=== DATA LISTING ===
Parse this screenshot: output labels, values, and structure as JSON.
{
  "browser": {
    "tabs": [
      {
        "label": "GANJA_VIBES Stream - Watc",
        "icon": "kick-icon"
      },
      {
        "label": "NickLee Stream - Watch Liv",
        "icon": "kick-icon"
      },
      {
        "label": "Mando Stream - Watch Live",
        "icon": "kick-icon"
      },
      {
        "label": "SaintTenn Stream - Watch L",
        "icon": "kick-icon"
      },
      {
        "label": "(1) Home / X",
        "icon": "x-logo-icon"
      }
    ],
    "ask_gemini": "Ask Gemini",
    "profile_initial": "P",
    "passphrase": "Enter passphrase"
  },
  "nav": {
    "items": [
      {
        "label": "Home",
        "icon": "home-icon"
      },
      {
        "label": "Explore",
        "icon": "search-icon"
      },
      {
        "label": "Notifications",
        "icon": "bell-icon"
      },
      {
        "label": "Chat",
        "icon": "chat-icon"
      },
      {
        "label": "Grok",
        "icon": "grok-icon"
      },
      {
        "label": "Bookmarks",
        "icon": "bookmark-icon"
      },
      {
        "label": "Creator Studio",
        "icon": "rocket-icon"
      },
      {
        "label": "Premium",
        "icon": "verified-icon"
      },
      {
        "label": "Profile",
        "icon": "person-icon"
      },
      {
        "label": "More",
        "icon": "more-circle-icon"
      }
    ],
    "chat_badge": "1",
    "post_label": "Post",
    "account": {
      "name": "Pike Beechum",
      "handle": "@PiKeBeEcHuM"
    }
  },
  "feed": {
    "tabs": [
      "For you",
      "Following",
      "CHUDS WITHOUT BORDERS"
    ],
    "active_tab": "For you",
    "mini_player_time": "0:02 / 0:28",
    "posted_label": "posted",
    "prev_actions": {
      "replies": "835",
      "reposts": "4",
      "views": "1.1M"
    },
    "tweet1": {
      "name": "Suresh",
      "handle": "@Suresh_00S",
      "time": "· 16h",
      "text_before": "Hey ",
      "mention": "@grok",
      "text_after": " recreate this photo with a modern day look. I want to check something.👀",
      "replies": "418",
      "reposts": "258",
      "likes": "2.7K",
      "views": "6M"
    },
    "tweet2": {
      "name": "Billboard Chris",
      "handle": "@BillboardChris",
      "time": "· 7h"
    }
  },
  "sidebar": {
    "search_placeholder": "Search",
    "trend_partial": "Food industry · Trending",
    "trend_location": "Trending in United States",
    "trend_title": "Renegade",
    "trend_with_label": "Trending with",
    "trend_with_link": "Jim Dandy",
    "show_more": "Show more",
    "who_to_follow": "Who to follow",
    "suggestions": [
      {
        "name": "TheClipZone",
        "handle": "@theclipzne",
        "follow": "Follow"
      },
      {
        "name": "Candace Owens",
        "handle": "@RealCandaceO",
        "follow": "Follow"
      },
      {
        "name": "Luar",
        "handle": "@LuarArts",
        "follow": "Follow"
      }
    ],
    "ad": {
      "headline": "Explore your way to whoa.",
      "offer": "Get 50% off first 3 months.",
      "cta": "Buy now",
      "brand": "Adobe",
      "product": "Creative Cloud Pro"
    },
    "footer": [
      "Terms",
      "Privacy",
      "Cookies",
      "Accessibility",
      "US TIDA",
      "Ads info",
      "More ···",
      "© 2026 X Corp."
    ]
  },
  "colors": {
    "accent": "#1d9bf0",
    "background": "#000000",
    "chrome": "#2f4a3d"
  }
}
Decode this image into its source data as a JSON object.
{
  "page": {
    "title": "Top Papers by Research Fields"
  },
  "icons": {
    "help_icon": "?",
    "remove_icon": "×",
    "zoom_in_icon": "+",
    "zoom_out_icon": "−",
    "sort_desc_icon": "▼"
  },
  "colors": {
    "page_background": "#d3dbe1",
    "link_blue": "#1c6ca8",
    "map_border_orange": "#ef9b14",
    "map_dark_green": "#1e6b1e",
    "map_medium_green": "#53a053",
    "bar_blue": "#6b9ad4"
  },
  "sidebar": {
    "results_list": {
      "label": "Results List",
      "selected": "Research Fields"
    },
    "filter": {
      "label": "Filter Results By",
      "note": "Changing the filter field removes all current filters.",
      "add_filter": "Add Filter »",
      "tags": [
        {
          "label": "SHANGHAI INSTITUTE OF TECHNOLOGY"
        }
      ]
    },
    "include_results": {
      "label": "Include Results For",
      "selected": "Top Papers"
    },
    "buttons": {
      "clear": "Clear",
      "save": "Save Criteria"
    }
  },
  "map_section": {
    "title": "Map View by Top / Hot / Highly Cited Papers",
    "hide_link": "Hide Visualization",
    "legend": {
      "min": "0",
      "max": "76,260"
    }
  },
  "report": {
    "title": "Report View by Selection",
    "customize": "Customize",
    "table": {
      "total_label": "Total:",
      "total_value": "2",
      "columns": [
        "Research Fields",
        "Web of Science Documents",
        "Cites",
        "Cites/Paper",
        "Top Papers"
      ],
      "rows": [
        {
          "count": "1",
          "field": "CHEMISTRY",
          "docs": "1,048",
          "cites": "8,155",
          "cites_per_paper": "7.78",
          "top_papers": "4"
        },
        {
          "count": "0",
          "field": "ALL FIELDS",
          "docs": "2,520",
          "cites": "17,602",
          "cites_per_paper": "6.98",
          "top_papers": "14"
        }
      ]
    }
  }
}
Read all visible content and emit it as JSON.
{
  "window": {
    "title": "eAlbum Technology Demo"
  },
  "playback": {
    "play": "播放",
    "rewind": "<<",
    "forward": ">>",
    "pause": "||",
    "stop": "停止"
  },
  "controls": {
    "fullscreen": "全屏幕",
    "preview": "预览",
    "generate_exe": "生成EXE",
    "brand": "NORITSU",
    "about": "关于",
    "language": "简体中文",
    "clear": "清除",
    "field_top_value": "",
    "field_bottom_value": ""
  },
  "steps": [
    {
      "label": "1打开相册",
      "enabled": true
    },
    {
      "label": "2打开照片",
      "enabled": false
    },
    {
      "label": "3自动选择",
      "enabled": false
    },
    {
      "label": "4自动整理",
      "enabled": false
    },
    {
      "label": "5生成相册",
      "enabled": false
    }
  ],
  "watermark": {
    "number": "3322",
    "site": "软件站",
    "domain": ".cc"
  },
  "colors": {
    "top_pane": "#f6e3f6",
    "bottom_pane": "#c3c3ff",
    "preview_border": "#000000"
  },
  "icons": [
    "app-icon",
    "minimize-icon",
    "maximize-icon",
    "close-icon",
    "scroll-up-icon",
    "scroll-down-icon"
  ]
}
===
- PROBLEM DESCRIPTION -
Emit the full listing verbatim.

- FINAL RESULT -
Parse this screenshot: output labels, values, and structure as JSON.
{
  "browser": {
    "tabs": [
      {
        "label": "GANJA_VIBES Stream - Watc",
        "icon": "kick-icon"
      },
      {
        "label": "NickLee Stream - Watch Liv",
        "icon": "kick-icon"
      },
      {
        "label": "Mando Stream - Watch Live",
        "icon": "kick-icon"
      },
      {
        "label": "SaintTenn Stream - Watch L",
        "icon": "kick-icon"
      },
      {
        "label": "(1) Home / X",
        "icon": "x-logo-icon"
      }
    ],
    "ask_gemini": "Ask Gemini",
    "profile_initial": "P",
    "passphrase": "Enter passphrase"
  },
  "nav": {
    "items": [
      {
        "label": "Home",
        "icon": "home-icon"
      },
      {
        "label": "Explore",
        "icon": "search-icon"
      },
      {
        "label": "Notifications",
        "icon": "bell-icon"
      },
      {
        "label": "Chat",
        "icon": "chat-icon"
      },
      {
        "label": "Grok",
        "icon": "grok-icon"
      },
      {
        "label": "Bookmarks",
        "icon": "bookmark-icon"
      },
      {
        "label": "Creator Studio",
        "icon": "rocket-icon"
      },
      {
        "label": "Premium",
        "icon": "verified-icon"
      },
      {
        "label": "Profile",
        "icon": "person-icon"
      },
      {
        "label": "More",
        "icon": "more-circle-icon"
      }
    ],
    "chat_badge": "1",
    "post_label": "Post",
    "account": {
      "name": "Pike Beechum",
      "handle": "@PiKeBeEcHuM"
    }
  },
  "feed": {
    "tabs": [
      "For you",
      "Following",
      "CHUDS WITHOUT BORDERS"
    ],
    "active_tab": "For you",
    "mini_player_time": "0:02 / 0:28",
    "posted_label": "posted",
    "prev_actions": {
      "replies": "835",
      "reposts": "4",
      "views": "1.1M"
    },
    "tweet1": {
      "name": "Suresh",
      "handle": "@Suresh_00S",
      "time": "· 16h",
      "text_before": "Hey ",
      "mention": "@grok",
      "text_after": " recreate this photo with a modern day look. I want to check something.👀",
      "replies": "418",
      "reposts": "258",
      "likes": "2.7K",
      "views": "6M"
    },
    "tweet2": {
      "name": "Billboard Chris",
      "handle": "@BillboardChris",
      "time": "· 7h"
    }
  },
  "sidebar": {
    "search_placeholder": "Search",
    "trend_partial": "Food industry · Trending",
    "trend_location": "Trending in United States",
    "trend_title": "Renegade",
    "trend_with_label": "Trending with",
    "trend_with_link": "Jim Dandy",
    "show_more": "Show more",
    "who_to_follow": "Who to follow",
    "suggestions": [
      {
        "name": "TheClipZone",
        "handle": "@theclipzne",
        "follow": "Follow"
      },
      {
        "name": "Candace Owens",
        "handle": "@RealCandaceO",
        "follow": "Follow"
      },
      {
        "name": "Luar",
        "handle": "@LuarArts",
        "follow": "Follow"
      }
    ],
    "ad": {
      "headline": "Explore your way to whoa.",
      "offer": "Get 50% off first 3 months.",
      "cta": "Buy now",
      "brand": "Adobe",
      "product": "Creative Cloud Pro"
    },
    "footer": [
      "Terms",
      "Privacy",
      "Cookies",
      "Accessibility",
      "US TIDA",
      "Ads info",
      "More ···",
      "© 2026 X Corp."
    ]
  },
  "colors": {
    "accent": "#1d9bf0",
    "background": "#000000",
    "chrome": "#2f4a3d"
  }
}
Decode this image into its source data as a JSON object.
{
  "page": {
    "title": "Top Papers by Research Fields"
  },
  "icons": {
    "help_icon": "?",
    "remove_icon": "×",
    "zoom_in_icon": "+",
    "zoom_out_icon": "−",
    "sort_desc_icon": "▼"
  },
  "colors": {
    "page_background": "#d3dbe1",
    "link_blue": "#1c6ca8",
    "map_border_orange": "#ef9b14",
    "map_dark_green": "#1e6b1e",
    "map_medium_green": "#53a053",
    "bar_blue": "#6b9ad4"
  },
  "sidebar": {
    "results_list": {
      "label": "Results List",
      "selected": "Research Fields"
    },
    "filter": {
      "label": "Filter Results By",
      "note": "Changing the filter field removes all current filters.",
      "add_filter": "Add Filter »",
      "tags": [
        {
          "label": "SHANGHAI INSTITUTE OF TECHNOLOGY"
        }
      ]
    },
    "include_results": {
      "label": "Include Results For",
      "selected": "Top Papers"
    },
    "buttons": {
      "clear": "Clear",
      "save": "Save Criteria"
    }
  },
  "map_section": {
    "title": "Map View by Top / Hot / Highly Cited Papers",
    "hide_link": "Hide Visualization",
    "legend": {
      "min": "0",
      "max": "76,260"
    }
  },
  "report": {
    "title": "Report View by Selection",
    "customize": "Customize",
    "table": {
      "total_label": "Total:",
      "total_value": "2",
      "columns": [
        "Research Fields",
        "Web of Science Documents",
        "Cites",
        "Cites/Paper",
        "Top Papers"
      ],
      "rows": [
        {
          "count": "1",
          "field": "CHEMISTRY",
          "docs": "1,048",
          "cites": "8,155",
          "cites_per_paper": "7.78",
          "top_papers": "4"
        },
        {
          "count": "0",
          "field": "ALL FIELDS",
          "docs": "2,520",
          "cites": "17,602",
          "cites_per_paper": "6.98",
          "top_papers": "14"
        }
      ]
    }
  }
}
Read all visible content and emit it as JSON.
{
  "window": {
    "title": "eAlbum Technology Demo"
  },
  "playback": {
    "play": "播放",
    "rewind": "<<",
    "forward": ">>",
    "pause": "||",
    "stop": "停止"
  },
  "controls": {
    "fullscreen": "全屏幕",
    "preview": "预览",
    "generate_exe": "生成EXE",
    "brand": "NORITSU",
    "about": "关于",
    "language": "简体中文",
    "clear": "清除",
    "field_top_value": "",
    "field_bottom_value": ""
  },
  "steps": [
    {
      "label": "1打开相册",
      "enabled": true
    },
    {
      "label": "2打开照片",
      "enabled": false
    },
    {
      "label": "3自动选择",
      "enabled": false
    },
    {
      "label": "4自动整理",
      "enabled": false
    },
    {
      "label": "5生成相册",
      "enabled": false
    }
  ],
  "watermark": {
    "number": "3322",
    "site": "软件站",
    "domain": ".cc"
  },
  "colors": {
    "top_pane": "#f6e3f6",
    "bottom_pane": "#c3c3ff",
    "preview_border": "#000000"
  },
  "icons": [
    "app-icon",
    "minimize-icon",
    "maximize-icon",
    "close-icon",
    "scroll-up-icon",
    "scroll-down-icon"
  ]
}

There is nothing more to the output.